### Exercise objective
All records below must be retyped exactly.

### The records

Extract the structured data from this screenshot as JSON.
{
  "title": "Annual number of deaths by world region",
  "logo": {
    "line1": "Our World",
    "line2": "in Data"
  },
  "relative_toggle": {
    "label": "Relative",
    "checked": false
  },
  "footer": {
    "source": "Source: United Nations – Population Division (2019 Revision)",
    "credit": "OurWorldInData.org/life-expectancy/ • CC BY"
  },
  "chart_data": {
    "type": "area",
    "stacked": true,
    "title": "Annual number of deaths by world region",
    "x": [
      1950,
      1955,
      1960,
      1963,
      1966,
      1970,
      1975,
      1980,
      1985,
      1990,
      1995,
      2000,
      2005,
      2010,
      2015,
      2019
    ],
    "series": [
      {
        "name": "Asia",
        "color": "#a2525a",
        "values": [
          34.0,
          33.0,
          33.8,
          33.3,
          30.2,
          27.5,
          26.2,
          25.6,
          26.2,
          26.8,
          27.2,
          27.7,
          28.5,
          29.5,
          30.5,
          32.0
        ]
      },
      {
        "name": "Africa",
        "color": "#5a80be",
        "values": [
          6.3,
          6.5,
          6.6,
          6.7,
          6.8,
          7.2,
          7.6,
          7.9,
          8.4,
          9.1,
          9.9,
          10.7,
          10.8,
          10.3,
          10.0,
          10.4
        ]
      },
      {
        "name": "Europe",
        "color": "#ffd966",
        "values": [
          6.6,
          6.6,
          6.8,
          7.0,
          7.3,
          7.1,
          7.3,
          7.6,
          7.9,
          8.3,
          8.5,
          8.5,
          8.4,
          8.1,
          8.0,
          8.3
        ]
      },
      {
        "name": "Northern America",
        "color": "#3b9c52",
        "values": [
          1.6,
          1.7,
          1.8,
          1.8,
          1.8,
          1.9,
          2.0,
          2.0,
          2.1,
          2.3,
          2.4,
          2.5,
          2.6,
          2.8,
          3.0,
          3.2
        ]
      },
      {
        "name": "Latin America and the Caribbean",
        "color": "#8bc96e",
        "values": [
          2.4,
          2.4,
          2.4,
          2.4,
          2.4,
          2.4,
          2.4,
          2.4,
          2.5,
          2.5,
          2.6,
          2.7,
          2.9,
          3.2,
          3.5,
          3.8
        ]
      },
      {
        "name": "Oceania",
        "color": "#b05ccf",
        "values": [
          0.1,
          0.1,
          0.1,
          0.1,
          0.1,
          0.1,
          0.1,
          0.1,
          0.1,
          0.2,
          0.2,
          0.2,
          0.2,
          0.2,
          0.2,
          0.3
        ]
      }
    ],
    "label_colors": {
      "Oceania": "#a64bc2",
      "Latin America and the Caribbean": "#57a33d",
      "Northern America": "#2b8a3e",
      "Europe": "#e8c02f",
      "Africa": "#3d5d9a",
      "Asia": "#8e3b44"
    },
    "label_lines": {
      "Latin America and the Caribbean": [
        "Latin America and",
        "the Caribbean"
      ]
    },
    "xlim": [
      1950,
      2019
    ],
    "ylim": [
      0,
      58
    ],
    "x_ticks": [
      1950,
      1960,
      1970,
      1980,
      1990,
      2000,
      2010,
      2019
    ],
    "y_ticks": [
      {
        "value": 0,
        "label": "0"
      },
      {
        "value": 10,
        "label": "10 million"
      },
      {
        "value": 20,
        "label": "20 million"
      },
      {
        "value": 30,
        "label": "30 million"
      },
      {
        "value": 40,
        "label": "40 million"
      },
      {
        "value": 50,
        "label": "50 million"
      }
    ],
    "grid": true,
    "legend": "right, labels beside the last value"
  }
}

### Answer below
Extract the structured data from this screenshot as JSON.
{
  "title": "Annual number of deaths by world region",
  "logo": {
    "line1": "Our World",
    "line2": "in Data"
  },
  "relative_toggle": {
    "label": "Relative",
    "checked": false
  },
  "footer": {
    "source": "Source: United Nations – Population Division (2019 Revision)",
    "credit": "OurWorldInData.org/life-expectancy/ • CC BY"
  },
  "chart_data": {
    "type": "area",
    "stacked": true,
    "title": "Annual number of deaths by world region",
    "x": [
      1950,
      1955,
      1960,
      1963,
      1966,
      1970,
      1975,
      1980,
      1985,
      1990,
      1995,
      2000,
      2005,
      2010,
      2015,
      2019
    ],
    "series": [
      {
        "name": "Asia",
        "color": "#a2525a",
        "values": [
          34.0,
          33.0,
          33.8,
          33.3,
          30.2,
          27.5,
          26.2,
          25.6,
          26.2,
          26.8,
          27.2,
          27.7,
          28.5,
          29.5,
          30.5,
          32.0
        ]
      },
      {
        "name": "Africa",
        "color": "#5a80be",
        "values": [
          6.3,
          6.5,
          6.6,
          6.7,
          6.8,
          7.2,
          7.6,
          7.9,
          8.4,
          9.1,
          9.9,
          10.7,
          10.8,
          10.3,
          10.0,
          10.4
        ]
      },
      {
        "name": "Europe",
        "color": "#ffd966",
        "values": [
          6.6,
          6.6,
          6.8,
          7.0,
          7.3,
          7.1,
          7.3,
          7.6,
          7.9,
          8.3,
          8.5,
          8.5,
          8.4,
          8.1,
          8.0,
          8.3
        ]
      },
      {
        "name": "Northern America",
        "color": "#3b9c52",
        "values": [
          1.6,
          1.7,
          1.8,
          1.8,
          1.8,
          1.9,
          2.0,
          2.0,
          2.1,
          2.3,
          2.4,
          2.5,
          2.6,
          2.8,
          3.0,
          3.2
        ]
      },
      {
        "name": "Latin America and the Caribbean",
        "color": "#8bc96e",
        "values": [
          2.4,
          2.4,
          2.4,
          2.4,
          2.4,
          2.4,
          2.4,
          2.4,
          2.5,
          2.5,
          2.6,
          2.7,
          2.9,
          3.2,
          3.5,
          3.8
        ]
      },
      {
        "name": "Oceania",
        "color": "#b05ccf",
        "values": [
          0.1,
          0.1,
          0.1,
          0.1,
          0.1,
          0.1,
          0.1,
          0.1,
          0.1,
          0.2,
          0.2,
          0.2,
          0.2,
          0.2,
          0.2,
          0.3
        ]
      }
    ],
    "label_colors": {
      "Oceania": "#a64bc2",
      "Latin America and the Caribbean": "#57a33d",
      "Northern America": "#2b8a3e",
      "Europe": "#e8c02f",
      "Africa": "#3d5d9a",
      "Asia": "#8e3b44"
    },
    "label_lines": {
      "Latin America and the Caribbean": [
        "Latin America and",
        "the Caribbean"
      ]
    },
    "xlim": [
      1950,
      2019
    ],
    "ylim": [
      0,
      58
    ],
    "x_ticks": [
      1950,
      1960,
      1970,
      1980,
      1990,
      2000,
      2010,
      2019
    ],
    "y_ticks": [
      {
        "value": 0,
        "label": "0"
      },
      {
        "value": 10,
        "label": "10 million"
      },
      {
        "value": 20,
        "label": "20 million"
      },
      {
        "value": 30,
        "label": "30 million"
      },
      {
        "value": 40,
        "label": "40 million"
      },
      {
        "value": 50,
        "label": "50 million"
      }
    ],
    "grid": true,
    "legend": "right, labels beside the last value"
  }
}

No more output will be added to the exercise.